** WORK INSTRUCTIONS **
Reproduce every record below exactly as written, but leave out any pictures.

** PROVIDED DATA **

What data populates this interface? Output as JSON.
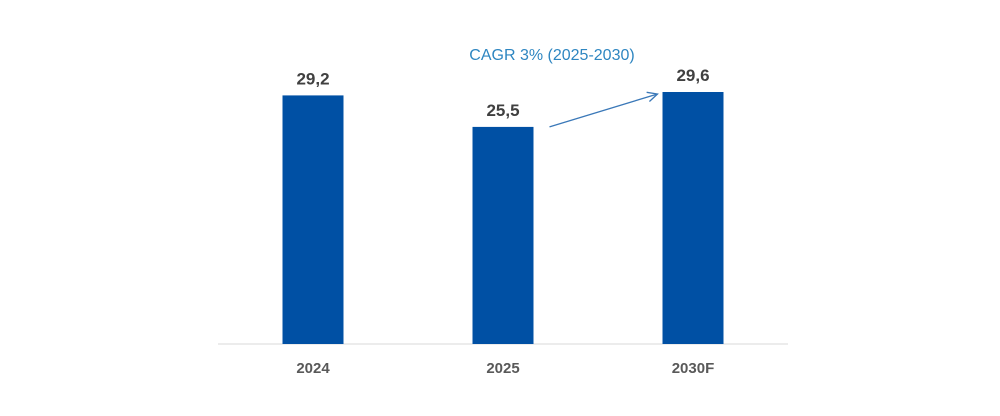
{
  "chart_data": {
    "type": "bar",
    "categories": [
      "2024",
      "2025",
      "2030F"
    ],
    "values": [
      29.2,
      25.5,
      29.6
    ],
    "value_labels": [
      "29,2",
      "25,5",
      "29,6"
    ],
    "title": "",
    "xlabel": "",
    "ylabel": "",
    "ylim": [
      0,
      29.6
    ],
    "grid": false,
    "legend": "none",
    "annotation": {
      "text": "CAGR  3% (2025-2030)",
      "from_category": "2025",
      "to_category": "2030F"
    }
  },
  "colors": {
    "bar": "#0050A4",
    "axis": "#D9D9D9",
    "annotation": "#2E86C1",
    "arrow": "#3A78B8"
  }
}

** THE OUTPUT **
What data populates this interface? Output as JSON.
{
  "chart_data": {
    "type": "bar",
    "categories": [
      "2024",
      "2025",
      "2030F"
    ],
    "values": [
      29.2,
      25.5,
      29.6
    ],
    "value_labels": [
      "29,2",
      "25,5",
      "29,6"
    ],
    "title": "",
    "xlabel": "",
    "ylabel": "",
    "ylim": [
      0,
      29.6
    ],
    "grid": false,
    "legend": "none",
    "annotation": {
      "text": "CAGR  3% (2025-2030)",
      "from_category": "2025",
      "to_category": "2030F"
    }
  },
  "colors": {
    "bar": "#0050A4",
    "axis": "#D9D9D9",
    "annotation": "#2E86C1",
    "arrow": "#3A78B8"
  }
}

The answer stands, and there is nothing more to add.